◆ PROBLEM STATEMENT
Reproduce the listing below without changes, except that pictures are left out.

++++ INPUT RECORDS

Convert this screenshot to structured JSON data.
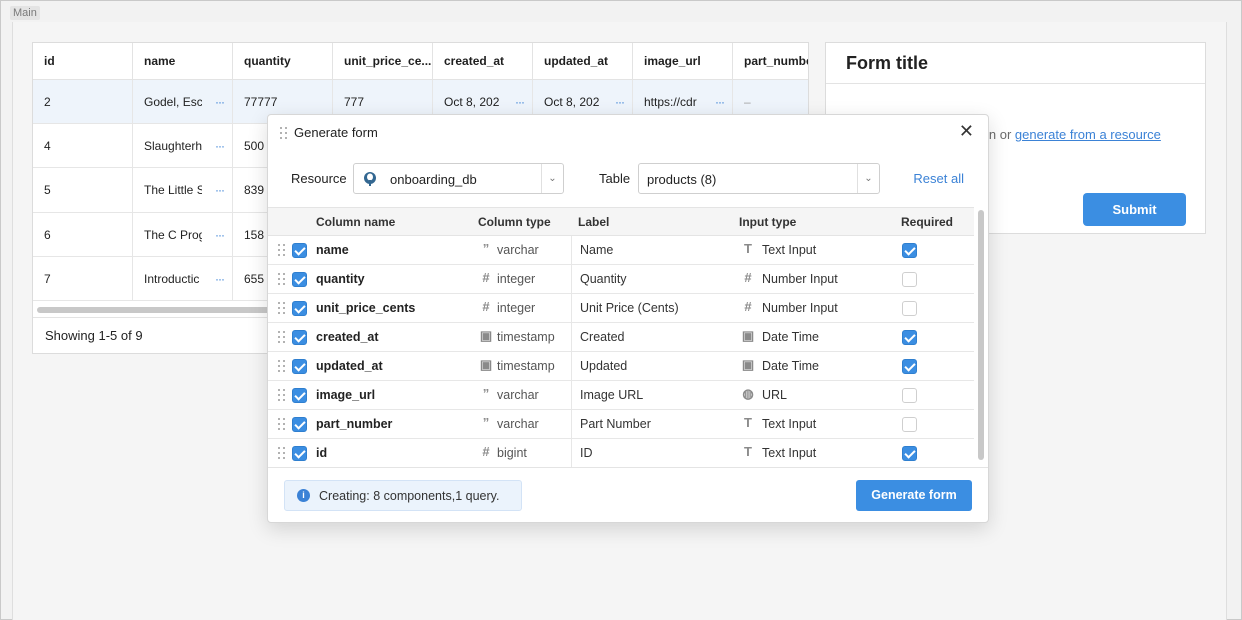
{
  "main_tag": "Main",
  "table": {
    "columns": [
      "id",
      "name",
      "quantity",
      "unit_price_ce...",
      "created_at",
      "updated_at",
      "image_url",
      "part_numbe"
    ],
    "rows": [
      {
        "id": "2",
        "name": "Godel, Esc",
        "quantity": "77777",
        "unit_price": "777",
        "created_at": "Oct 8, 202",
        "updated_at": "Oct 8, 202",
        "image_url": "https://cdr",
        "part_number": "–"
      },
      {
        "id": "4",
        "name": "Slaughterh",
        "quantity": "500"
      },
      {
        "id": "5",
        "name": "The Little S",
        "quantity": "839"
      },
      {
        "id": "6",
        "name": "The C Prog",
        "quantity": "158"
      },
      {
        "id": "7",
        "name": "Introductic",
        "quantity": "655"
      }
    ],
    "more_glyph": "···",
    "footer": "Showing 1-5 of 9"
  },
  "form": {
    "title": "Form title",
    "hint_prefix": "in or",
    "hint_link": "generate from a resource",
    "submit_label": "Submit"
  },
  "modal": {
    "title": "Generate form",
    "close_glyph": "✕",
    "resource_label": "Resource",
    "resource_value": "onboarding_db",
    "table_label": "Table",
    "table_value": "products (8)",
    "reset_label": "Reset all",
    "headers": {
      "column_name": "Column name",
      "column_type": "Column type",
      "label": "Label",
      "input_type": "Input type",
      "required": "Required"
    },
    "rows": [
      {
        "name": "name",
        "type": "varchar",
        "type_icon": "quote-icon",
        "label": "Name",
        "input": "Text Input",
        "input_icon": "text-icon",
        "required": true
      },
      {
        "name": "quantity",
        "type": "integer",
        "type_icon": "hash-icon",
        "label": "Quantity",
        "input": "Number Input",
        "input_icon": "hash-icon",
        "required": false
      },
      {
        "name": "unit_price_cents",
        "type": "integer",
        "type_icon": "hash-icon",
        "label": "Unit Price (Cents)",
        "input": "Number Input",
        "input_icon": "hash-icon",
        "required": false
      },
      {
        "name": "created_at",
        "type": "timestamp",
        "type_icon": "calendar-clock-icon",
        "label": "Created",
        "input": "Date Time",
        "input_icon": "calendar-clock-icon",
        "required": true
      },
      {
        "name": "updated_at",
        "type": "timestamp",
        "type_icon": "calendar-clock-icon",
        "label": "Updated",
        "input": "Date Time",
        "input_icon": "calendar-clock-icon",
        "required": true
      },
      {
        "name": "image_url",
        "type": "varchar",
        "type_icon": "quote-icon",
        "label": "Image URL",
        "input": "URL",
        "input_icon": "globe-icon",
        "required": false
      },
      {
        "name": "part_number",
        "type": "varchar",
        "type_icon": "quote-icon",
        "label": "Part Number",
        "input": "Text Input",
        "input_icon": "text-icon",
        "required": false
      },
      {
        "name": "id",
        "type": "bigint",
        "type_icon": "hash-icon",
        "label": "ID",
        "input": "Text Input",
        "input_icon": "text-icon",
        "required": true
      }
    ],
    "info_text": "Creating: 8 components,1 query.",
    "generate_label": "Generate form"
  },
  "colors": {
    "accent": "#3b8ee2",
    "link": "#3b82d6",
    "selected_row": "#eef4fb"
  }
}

++++++++

◆ FULL OUTPUT
Convert this screenshot to structured JSON data.
{
  "main_tag": "Main",
  "table": {
    "columns": [
      "id",
      "name",
      "quantity",
      "unit_price_ce...",
      "created_at",
      "updated_at",
      "image_url",
      "part_numbe"
    ],
    "rows": [
      {
        "id": "2",
        "name": "Godel, Esc",
        "quantity": "77777",
        "unit_price": "777",
        "created_at": "Oct 8, 202",
        "updated_at": "Oct 8, 202",
        "image_url": "https://cdr",
        "part_number": "–"
      },
      {
        "id": "4",
        "name": "Slaughterh",
        "quantity": "500"
      },
      {
        "id": "5",
        "name": "The Little S",
        "quantity": "839"
      },
      {
        "id": "6",
        "name": "The C Prog",
        "quantity": "158"
      },
      {
        "id": "7",
        "name": "Introductic",
        "quantity": "655"
      }
    ],
    "more_glyph": "···",
    "footer": "Showing 1-5 of 9"
  },
  "form": {
    "title": "Form title",
    "hint_prefix": "in or",
    "hint_link": "generate from a resource",
    "submit_label": "Submit"
  },
  "modal": {
    "title": "Generate form",
    "close_glyph": "✕",
    "resource_label": "Resource",
    "resource_value": "onboarding_db",
    "table_label": "Table",
    "table_value": "products (8)",
    "reset_label": "Reset all",
    "headers": {
      "column_name": "Column name",
      "column_type": "Column type",
      "label": "Label",
      "input_type": "Input type",
      "required": "Required"
    },
    "rows": [
      {
        "name": "name",
        "type": "varchar",
        "type_icon": "quote-icon",
        "label": "Name",
        "input": "Text Input",
        "input_icon": "text-icon",
        "required": true
      },
      {
        "name": "quantity",
        "type": "integer",
        "type_icon": "hash-icon",
        "label": "Quantity",
        "input": "Number Input",
        "input_icon": "hash-icon",
        "required": false
      },
      {
        "name": "unit_price_cents",
        "type": "integer",
        "type_icon": "hash-icon",
        "label": "Unit Price (Cents)",
        "input": "Number Input",
        "input_icon": "hash-icon",
        "required": false
      },
      {
        "name": "created_at",
        "type": "timestamp",
        "type_icon": "calendar-clock-icon",
        "label": "Created",
        "input": "Date Time",
        "input_icon": "calendar-clock-icon",
        "required": true
      },
      {
        "name": "updated_at",
        "type": "timestamp",
        "type_icon": "calendar-clock-icon",
        "label": "Updated",
        "input": "Date Time",
        "input_icon": "calendar-clock-icon",
        "required": true
      },
      {
        "name": "image_url",
        "type": "varchar",
        "type_icon": "quote-icon",
        "label": "Image URL",
        "input": "URL",
        "input_icon": "globe-icon",
        "required": false
      },
      {
        "name": "part_number",
        "type": "varchar",
        "type_icon": "quote-icon",
        "label": "Part Number",
        "input": "Text Input",
        "input_icon": "text-icon",
        "required": false
      },
      {
        "name": "id",
        "type": "bigint",
        "type_icon": "hash-icon",
        "label": "ID",
        "input": "Text Input",
        "input_icon": "text-icon",
        "required": true
      }
    ],
    "info_text": "Creating: 8 components,1 query.",
    "generate_label": "Generate form"
  },
  "colors": {
    "accent": "#3b8ee2",
    "link": "#3b82d6",
    "selected_row": "#eef4fb"
  }
}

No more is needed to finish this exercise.